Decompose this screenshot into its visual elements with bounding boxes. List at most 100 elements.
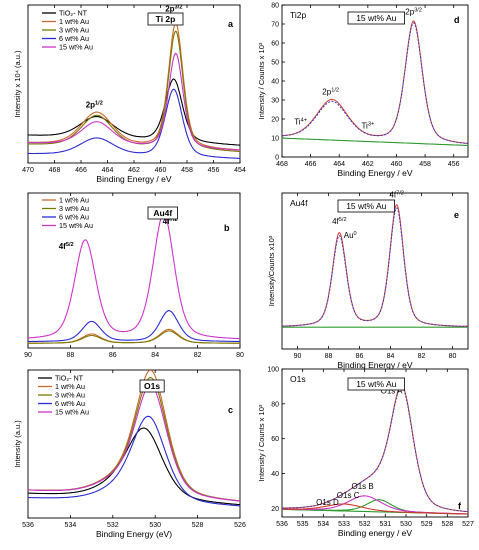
series-line-15-wt-au [28, 213, 240, 340]
x-tick-label: 458 [419, 161, 431, 168]
x-tick-label: 462 [362, 161, 374, 168]
x-axis-label: Binding energy / eV [338, 528, 413, 538]
panel-letter: c [228, 405, 233, 415]
peak-annotation: 2p1/2 [322, 87, 339, 96]
y-tick-label: 40 [271, 79, 279, 86]
x-tick-label: 532 [107, 522, 119, 529]
panel-title-box [147, 206, 179, 220]
panel-corner-label: O1s [290, 374, 306, 384]
y-axis-label: Intensity / Counts x 10³ [257, 42, 266, 119]
x-axis-label: Binding Energy (eV) [96, 529, 172, 539]
panel-a: 470 468 466 464 462 460 458 456 454 Binding Energ… [13, 4, 246, 184]
legend-entry: 6 wt% Au [55, 399, 85, 408]
peak-annotation: O1s C [337, 491, 360, 500]
x-tick-label: 454 [234, 167, 246, 174]
panel-f: 536 535 534 533 532 531 530 529 528 527 20 40 60 80 10… [257, 367, 474, 539]
legend-entry: TiO₂- NT [59, 9, 88, 18]
peak-annotation: Au0 [344, 231, 357, 240]
panel-letter: b [224, 223, 230, 233]
y-tick-label: 70 [271, 22, 279, 29]
series-line-tio-nt [28, 427, 240, 506]
y-tick-label: 50 [271, 60, 279, 67]
x-tick-label: 82 [194, 352, 202, 359]
legend-entry: 15 wt% Au [55, 408, 89, 417]
peak-annotation: 2p1/2 [86, 101, 103, 110]
legend-entry: 1 wt% Au [59, 196, 89, 205]
fit-line-1 [282, 20, 468, 144]
series-line-tio-nt [28, 78, 240, 146]
y-tick-label: 80 [271, 3, 279, 10]
panel-title: Au4f [153, 208, 172, 218]
panel-title-box [139, 379, 165, 393]
x-tick-label: 527 [462, 521, 474, 528]
x-tick-label: 460 [155, 167, 167, 174]
fit-line-5 [282, 386, 468, 513]
y-axis-label: Intensity / Counts x 10³ [257, 404, 266, 481]
x-axis-label: Binding Energy / eV [337, 360, 412, 370]
plot-frame [281, 368, 469, 518]
peak-annotation: 4f5/2 [332, 217, 346, 226]
x-tick-label: 529 [421, 521, 433, 528]
y-axis-label: Intensity x 10⁴ (a.u.) [13, 50, 22, 118]
x-tick-label: 536 [22, 522, 34, 529]
legend-entry: 3 wt% Au [59, 204, 89, 213]
plot-area [282, 20, 468, 147]
x-tick-label: 536 [276, 521, 288, 528]
panel-title-box [337, 199, 395, 213]
x-tick-label: 533 [338, 521, 350, 528]
series-line-6-wt-au [28, 415, 240, 507]
panel-e: 90 88 86 84 82 80 Binding Energy / eV Intensity… [267, 191, 469, 370]
x-tick-label: 460 [391, 161, 403, 168]
series-line-15-wt-au [28, 384, 240, 502]
x-tick-label: 526 [234, 522, 246, 529]
plot-area [28, 22, 240, 159]
fit-line-2 [282, 22, 468, 145]
fit-line-1 [282, 204, 468, 327]
component-line-2 [282, 495, 468, 515]
x-tick-label: 530 [149, 522, 161, 529]
y-tick-label: 0 [275, 155, 279, 162]
y-tick-label: 100 [267, 367, 279, 374]
x-tick-label: 88 [325, 353, 333, 360]
fit-line-2 [282, 207, 468, 327]
peak-annotation: 2p3/2 [405, 8, 422, 17]
panel-letter: d [454, 15, 460, 25]
panel-title: Ti 2p [156, 14, 176, 24]
y-tick-label: 40 [271, 471, 279, 478]
peak-annotation: Ti4+ [294, 118, 307, 127]
x-tick-label: 456 [208, 167, 220, 174]
x-tick-label: 466 [75, 167, 87, 174]
panel-letter: e [454, 210, 459, 220]
peak-annotation: Ti3+ [361, 122, 374, 131]
y-tick-label: 30 [271, 98, 279, 105]
x-tick-label: 534 [317, 521, 329, 528]
panel-letter: a [228, 19, 234, 29]
plot-frame [27, 192, 241, 349]
y-tick-label: 10 [271, 136, 279, 143]
peak-annotation: 4f5/2 [59, 242, 74, 251]
y-tick-label: 60 [271, 436, 279, 443]
x-tick-label: 80 [449, 353, 457, 360]
x-tick-label: 534 [65, 522, 77, 529]
x-tick-label: 531 [379, 521, 391, 528]
peak-annotation: 4f7/2 [163, 217, 178, 226]
plot-frame [281, 192, 469, 350]
y-axis-label: Intensity/Counts x10³ [267, 235, 276, 306]
y-tick-label: 20 [271, 117, 279, 124]
x-tick-label: 86 [356, 353, 364, 360]
y-tick-label: 80 [271, 401, 279, 408]
x-tick-label: 466 [305, 161, 317, 168]
x-tick-label: 535 [297, 521, 309, 528]
x-tick-label: 80 [236, 352, 244, 359]
series-line-6-wt-au [28, 88, 240, 159]
x-tick-label: 468 [276, 161, 288, 168]
x-tick-label: 90 [24, 352, 32, 359]
legend-entry: 15 wt% Au [59, 43, 93, 52]
panel-title: 15 wt% Au [356, 13, 396, 23]
plot-area [282, 204, 468, 328]
x-tick-label: 464 [102, 167, 114, 174]
panel-letter: f [458, 501, 462, 511]
panel-c: 536 534 532 530 528 526 Binding Energy (eV) Int… [13, 369, 246, 539]
plot-frame [281, 4, 469, 158]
################
SET PROBLEM –
Can you reproduce the records above word for word, leaving out the picture?

FINAL RESULT –
Decompose this screenshot into its visual elements with bounding boxes. List at most 100 elements.
series-line-15-wt-au [28, 213, 240, 340]
x-tick-label: 458 [419, 161, 431, 168]
x-tick-label: 462 [362, 161, 374, 168]
x-axis-label: Binding energy / eV [338, 528, 413, 538]
panel-letter: c [228, 405, 233, 415]
peak-annotation: 2p1/2 [322, 87, 339, 96]
y-tick-label: 40 [271, 79, 279, 86]
x-tick-label: 532 [107, 522, 119, 529]
panel-title-box [147, 206, 179, 220]
panel-corner-label: O1s [290, 374, 306, 384]
y-axis-label: Intensity / Counts x 10³ [257, 42, 266, 119]
x-axis-label: Binding Energy (eV) [96, 529, 172, 539]
panel-a: 470 468 466 464 462 460 458 456 454 Binding Energ… [13, 4, 246, 184]
legend-entry: 6 wt% Au [55, 399, 85, 408]
peak-annotation: O1s C [337, 491, 360, 500]
x-tick-label: 454 [234, 167, 246, 174]
panel-f: 536 535 534 533 532 531 530 529 528 527 20 40 60 80 10… [257, 367, 474, 539]
legend-entry: TiO₂- NT [59, 9, 88, 18]
peak-annotation: Au0 [344, 231, 357, 240]
panel-letter: b [224, 223, 230, 233]
y-tick-label: 70 [271, 22, 279, 29]
series-line-tio-nt [28, 427, 240, 506]
y-tick-label: 50 [271, 60, 279, 67]
x-tick-label: 82 [194, 352, 202, 359]
legend-entry: 15 wt% Au [55, 408, 89, 417]
peak-annotation: 2p1/2 [86, 101, 103, 110]
legend-entry: 1 wt% Au [59, 196, 89, 205]
fit-line-1 [282, 20, 468, 144]
series-line-tio-nt [28, 78, 240, 146]
y-tick-label: 80 [271, 3, 279, 10]
panel-title: Au4f [153, 208, 172, 218]
panel-title-box [139, 379, 165, 393]
x-tick-label: 527 [462, 521, 474, 528]
x-tick-label: 460 [155, 167, 167, 174]
fit-line-5 [282, 386, 468, 513]
y-axis-label: Intensity / Counts x 10³ [257, 404, 266, 481]
x-axis-label: Binding Energy / eV [337, 360, 412, 370]
plot-frame [281, 368, 469, 518]
peak-annotation: 4f5/2 [332, 217, 346, 226]
x-tick-label: 529 [421, 521, 433, 528]
y-axis-label: Intensity x 10⁴ (a.u.) [13, 50, 22, 118]
x-tick-label: 536 [22, 522, 34, 529]
legend-entry: 3 wt% Au [59, 204, 89, 213]
plot-area [282, 20, 468, 147]
x-tick-label: 536 [276, 521, 288, 528]
panel-title-box [337, 199, 395, 213]
x-tick-label: 533 [338, 521, 350, 528]
series-line-6-wt-au [28, 415, 240, 507]
panel-e: 90 88 86 84 82 80 Binding Energy / eV Intensity… [267, 191, 469, 370]
x-tick-label: 460 [391, 161, 403, 168]
series-line-15-wt-au [28, 384, 240, 502]
x-tick-label: 526 [234, 522, 246, 529]
plot-area [28, 22, 240, 159]
fit-line-2 [282, 22, 468, 145]
fit-line-1 [282, 204, 468, 327]
component-line-2 [282, 495, 468, 515]
x-tick-label: 530 [149, 522, 161, 529]
y-tick-label: 0 [275, 155, 279, 162]
y-tick-label: 100 [267, 367, 279, 374]
x-tick-label: 88 [325, 353, 333, 360]
fit-line-2 [282, 207, 468, 327]
peak-annotation: 2p3/2 [405, 8, 422, 17]
panel-letter: d [454, 15, 460, 25]
panel-title: Ti 2p [156, 14, 176, 24]
y-tick-label: 40 [271, 471, 279, 478]
peak-annotation: Ti4+ [294, 118, 307, 127]
x-tick-label: 456 [208, 167, 220, 174]
x-tick-label: 466 [75, 167, 87, 174]
panel-letter: e [454, 210, 459, 220]
peak-annotation: Ti3+ [361, 122, 374, 131]
y-tick-label: 30 [271, 98, 279, 105]
x-tick-label: 534 [317, 521, 329, 528]
panel-letter: a [228, 19, 234, 29]
plot-frame [27, 192, 241, 349]
y-tick-label: 10 [271, 136, 279, 143]
peak-annotation: 4f5/2 [59, 242, 74, 251]
y-tick-label: 60 [271, 436, 279, 443]
x-tick-label: 80 [449, 353, 457, 360]
x-tick-label: 534 [65, 522, 77, 529]
x-tick-label: 531 [379, 521, 391, 528]
peak-annotation: 4f7/2 [163, 217, 178, 226]
plot-frame [281, 192, 469, 350]
y-axis-label: Intensity/Counts x10³ [267, 235, 276, 306]
y-tick-label: 20 [271, 117, 279, 124]
x-tick-label: 86 [356, 353, 364, 360]
y-tick-label: 80 [271, 401, 279, 408]
x-tick-label: 466 [305, 161, 317, 168]
x-tick-label: 535 [297, 521, 309, 528]
x-tick-label: 80 [236, 352, 244, 359]
series-line-6-wt-au [28, 88, 240, 159]
x-tick-label: 468 [276, 161, 288, 168]
x-tick-label: 90 [24, 352, 32, 359]
legend-entry: 15 wt% Au [59, 43, 93, 52]
panel-title: 15 wt% Au [356, 13, 396, 23]
plot-area [282, 204, 468, 328]
x-tick-label: 464 [102, 167, 114, 174]
panel-letter: f [458, 501, 462, 511]
panel-c: 536 534 532 530 528 526 Binding Energy (eV) Int… [13, 369, 246, 539]
plot-frame [281, 4, 469, 158]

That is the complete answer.